> DATASET

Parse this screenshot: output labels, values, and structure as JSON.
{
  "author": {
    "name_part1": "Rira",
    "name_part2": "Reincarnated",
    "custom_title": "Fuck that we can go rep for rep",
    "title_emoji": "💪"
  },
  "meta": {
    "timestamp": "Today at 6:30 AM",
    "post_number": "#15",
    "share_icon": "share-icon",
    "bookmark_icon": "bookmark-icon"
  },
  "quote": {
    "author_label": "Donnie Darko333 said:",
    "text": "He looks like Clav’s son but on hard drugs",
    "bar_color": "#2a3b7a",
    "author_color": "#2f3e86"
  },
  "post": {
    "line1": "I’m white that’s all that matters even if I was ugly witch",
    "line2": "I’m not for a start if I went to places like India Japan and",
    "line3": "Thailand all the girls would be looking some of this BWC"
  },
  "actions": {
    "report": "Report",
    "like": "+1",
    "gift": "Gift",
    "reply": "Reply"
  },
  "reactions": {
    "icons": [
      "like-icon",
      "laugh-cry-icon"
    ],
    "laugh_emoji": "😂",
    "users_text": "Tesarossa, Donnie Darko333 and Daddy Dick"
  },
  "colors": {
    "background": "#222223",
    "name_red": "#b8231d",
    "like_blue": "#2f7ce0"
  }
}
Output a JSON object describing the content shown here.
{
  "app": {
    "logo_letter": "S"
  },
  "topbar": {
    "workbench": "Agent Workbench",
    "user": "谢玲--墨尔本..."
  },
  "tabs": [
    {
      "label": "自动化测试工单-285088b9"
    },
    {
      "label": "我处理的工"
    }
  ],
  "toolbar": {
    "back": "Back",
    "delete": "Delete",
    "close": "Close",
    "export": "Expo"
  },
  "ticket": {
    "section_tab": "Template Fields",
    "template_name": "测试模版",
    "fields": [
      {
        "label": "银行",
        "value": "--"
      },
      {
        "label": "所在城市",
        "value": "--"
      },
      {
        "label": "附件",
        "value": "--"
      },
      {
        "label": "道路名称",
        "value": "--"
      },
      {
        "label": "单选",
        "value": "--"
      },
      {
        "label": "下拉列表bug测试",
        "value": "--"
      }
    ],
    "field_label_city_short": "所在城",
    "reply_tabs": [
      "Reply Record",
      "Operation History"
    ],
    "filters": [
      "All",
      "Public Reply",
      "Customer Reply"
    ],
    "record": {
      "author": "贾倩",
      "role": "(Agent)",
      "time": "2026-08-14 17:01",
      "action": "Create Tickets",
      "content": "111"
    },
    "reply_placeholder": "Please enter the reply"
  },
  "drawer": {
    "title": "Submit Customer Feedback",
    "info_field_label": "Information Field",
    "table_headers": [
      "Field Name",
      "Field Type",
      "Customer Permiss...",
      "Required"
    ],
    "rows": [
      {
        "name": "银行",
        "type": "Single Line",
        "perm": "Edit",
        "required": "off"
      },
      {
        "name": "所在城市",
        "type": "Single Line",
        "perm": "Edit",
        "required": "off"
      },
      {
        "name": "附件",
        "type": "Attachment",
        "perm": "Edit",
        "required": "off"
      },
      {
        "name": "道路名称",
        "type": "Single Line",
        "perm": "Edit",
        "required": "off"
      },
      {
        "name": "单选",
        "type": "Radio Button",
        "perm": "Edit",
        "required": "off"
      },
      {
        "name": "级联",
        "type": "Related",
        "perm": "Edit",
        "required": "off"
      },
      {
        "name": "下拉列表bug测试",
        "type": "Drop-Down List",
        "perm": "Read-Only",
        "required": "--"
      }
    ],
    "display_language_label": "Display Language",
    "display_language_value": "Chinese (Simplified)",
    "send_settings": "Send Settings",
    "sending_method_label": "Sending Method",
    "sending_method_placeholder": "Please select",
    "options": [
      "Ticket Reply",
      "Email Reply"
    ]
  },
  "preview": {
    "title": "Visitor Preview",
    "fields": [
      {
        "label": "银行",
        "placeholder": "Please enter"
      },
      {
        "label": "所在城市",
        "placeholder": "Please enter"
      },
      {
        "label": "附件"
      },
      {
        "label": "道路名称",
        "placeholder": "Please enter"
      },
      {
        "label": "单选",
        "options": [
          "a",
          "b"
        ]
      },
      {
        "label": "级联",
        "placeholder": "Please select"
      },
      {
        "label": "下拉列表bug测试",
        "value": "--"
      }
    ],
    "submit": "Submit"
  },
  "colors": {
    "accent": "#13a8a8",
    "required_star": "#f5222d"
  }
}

> EXERCISE GOAL
Repeat every record, exactly as written.

> ANSWER BELOW
Parse this screenshot: output labels, values, and structure as JSON.
{
  "author": {
    "name_part1": "Rira",
    "name_part2": "Reincarnated",
    "custom_title": "Fuck that we can go rep for rep",
    "title_emoji": "💪"
  },
  "meta": {
    "timestamp": "Today at 6:30 AM",
    "post_number": "#15",
    "share_icon": "share-icon",
    "bookmark_icon": "bookmark-icon"
  },
  "quote": {
    "author_label": "Donnie Darko333 said:",
    "text": "He looks like Clav’s son but on hard drugs",
    "bar_color": "#2a3b7a",
    "author_color": "#2f3e86"
  },
  "post": {
    "line1": "I’m white that’s all that matters even if I was ugly witch",
    "line2": "I’m not for a start if I went to places like India Japan and",
    "line3": "Thailand all the girls would be looking some of this BWC"
  },
  "actions": {
    "report": "Report",
    "like": "+1",
    "gift": "Gift",
    "reply": "Reply"
  },
  "reactions": {
    "icons": [
      "like-icon",
      "laugh-cry-icon"
    ],
    "laugh_emoji": "😂",
    "users_text": "Tesarossa, Donnie Darko333 and Daddy Dick"
  },
  "colors": {
    "background": "#222223",
    "name_red": "#b8231d",
    "like_blue": "#2f7ce0"
  }
}
Output a JSON object describing the content shown here.
{
  "app": {
    "logo_letter": "S"
  },
  "topbar": {
    "workbench": "Agent Workbench",
    "user": "谢玲--墨尔本..."
  },
  "tabs": [
    {
      "label": "自动化测试工单-285088b9"
    },
    {
      "label": "我处理的工"
    }
  ],
  "toolbar": {
    "back": "Back",
    "delete": "Delete",
    "close": "Close",
    "export": "Expo"
  },
  "ticket": {
    "section_tab": "Template Fields",
    "template_name": "测试模版",
    "fields": [
      {
        "label": "银行",
        "value": "--"
      },
      {
        "label": "所在城市",
        "value": "--"
      },
      {
        "label": "附件",
        "value": "--"
      },
      {
        "label": "道路名称",
        "value": "--"
      },
      {
        "label": "单选",
        "value": "--"
      },
      {
        "label": "下拉列表bug测试",
        "value": "--"
      }
    ],
    "field_label_city_short": "所在城",
    "reply_tabs": [
      "Reply Record",
      "Operation History"
    ],
    "filters": [
      "All",
      "Public Reply",
      "Customer Reply"
    ],
    "record": {
      "author": "贾倩",
      "role": "(Agent)",
      "time": "2026-08-14 17:01",
      "action": "Create Tickets",
      "content": "111"
    },
    "reply_placeholder": "Please enter the reply"
  },
  "drawer": {
    "title": "Submit Customer Feedback",
    "info_field_label": "Information Field",
    "table_headers": [
      "Field Name",
      "Field Type",
      "Customer Permiss...",
      "Required"
    ],
    "rows": [
      {
        "name": "银行",
        "type": "Single Line",
        "perm": "Edit",
        "required": "off"
      },
      {
        "name": "所在城市",
        "type": "Single Line",
        "perm": "Edit",
        "required": "off"
      },
      {
        "name": "附件",
        "type": "Attachment",
        "perm": "Edit",
        "required": "off"
      },
      {
        "name": "道路名称",
        "type": "Single Line",
        "perm": "Edit",
        "required": "off"
      },
      {
        "name": "单选",
        "type": "Radio Button",
        "perm": "Edit",
        "required": "off"
      },
      {
        "name": "级联",
        "type": "Related",
        "perm": "Edit",
        "required": "off"
      },
      {
        "name": "下拉列表bug测试",
        "type": "Drop-Down List",
        "perm": "Read-Only",
        "required": "--"
      }
    ],
    "display_language_label": "Display Language",
    "display_language_value": "Chinese (Simplified)",
    "send_settings": "Send Settings",
    "sending_method_label": "Sending Method",
    "sending_method_placeholder": "Please select",
    "options": [
      "Ticket Reply",
      "Email Reply"
    ]
  },
  "preview": {
    "title": "Visitor Preview",
    "fields": [
      {
        "label": "银行",
        "placeholder": "Please enter"
      },
      {
        "label": "所在城市",
        "placeholder": "Please enter"
      },
      {
        "label": "附件"
      },
      {
        "label": "道路名称",
        "placeholder": "Please enter"
      },
      {
        "label": "单选",
        "options": [
          "a",
          "b"
        ]
      },
      {
        "label": "级联",
        "placeholder": "Please select"
      },
      {
        "label": "下拉列表bug测试",
        "value": "--"
      }
    ],
    "submit": "Submit"
  },
  "colors": {
    "accent": "#13a8a8",
    "required_star": "#f5222d"
  }
}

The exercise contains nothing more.